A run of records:
_____
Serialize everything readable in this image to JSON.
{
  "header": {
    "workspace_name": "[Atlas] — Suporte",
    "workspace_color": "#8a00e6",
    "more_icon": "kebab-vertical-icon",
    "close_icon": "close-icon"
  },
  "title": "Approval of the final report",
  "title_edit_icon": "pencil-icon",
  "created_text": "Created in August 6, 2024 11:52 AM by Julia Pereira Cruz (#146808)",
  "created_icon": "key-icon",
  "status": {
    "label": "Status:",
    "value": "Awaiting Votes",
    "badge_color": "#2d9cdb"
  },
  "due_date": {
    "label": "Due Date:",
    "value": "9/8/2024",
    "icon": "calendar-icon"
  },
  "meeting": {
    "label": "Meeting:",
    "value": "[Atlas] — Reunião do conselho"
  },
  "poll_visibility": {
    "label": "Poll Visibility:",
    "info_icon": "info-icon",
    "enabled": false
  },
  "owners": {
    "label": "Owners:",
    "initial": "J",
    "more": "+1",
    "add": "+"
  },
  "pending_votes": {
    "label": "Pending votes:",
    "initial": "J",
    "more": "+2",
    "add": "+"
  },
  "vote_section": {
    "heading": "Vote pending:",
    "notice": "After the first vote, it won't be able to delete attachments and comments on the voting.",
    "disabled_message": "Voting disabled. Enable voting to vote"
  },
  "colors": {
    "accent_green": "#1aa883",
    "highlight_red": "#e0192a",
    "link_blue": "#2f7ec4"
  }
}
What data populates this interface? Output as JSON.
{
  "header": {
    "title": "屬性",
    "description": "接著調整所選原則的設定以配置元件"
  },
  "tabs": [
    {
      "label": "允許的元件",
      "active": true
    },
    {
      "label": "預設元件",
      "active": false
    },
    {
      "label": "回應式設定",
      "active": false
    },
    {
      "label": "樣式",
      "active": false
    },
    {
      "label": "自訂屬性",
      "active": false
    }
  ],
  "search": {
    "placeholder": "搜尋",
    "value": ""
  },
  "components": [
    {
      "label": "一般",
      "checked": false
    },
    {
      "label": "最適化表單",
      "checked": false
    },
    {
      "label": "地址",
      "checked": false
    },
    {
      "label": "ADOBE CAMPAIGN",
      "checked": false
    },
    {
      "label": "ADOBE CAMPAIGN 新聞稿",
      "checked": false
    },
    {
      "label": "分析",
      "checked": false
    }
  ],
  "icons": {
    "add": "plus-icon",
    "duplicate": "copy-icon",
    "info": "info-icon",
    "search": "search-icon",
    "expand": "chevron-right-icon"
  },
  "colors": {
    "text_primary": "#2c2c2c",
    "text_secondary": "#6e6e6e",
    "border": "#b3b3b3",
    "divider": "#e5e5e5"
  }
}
_____
Short task: Gather every line from the listing above in which the word "JSON" appears.

Written response:
Serialize everything readable in this image to JSON.
What data populates this interface? Output as JSON.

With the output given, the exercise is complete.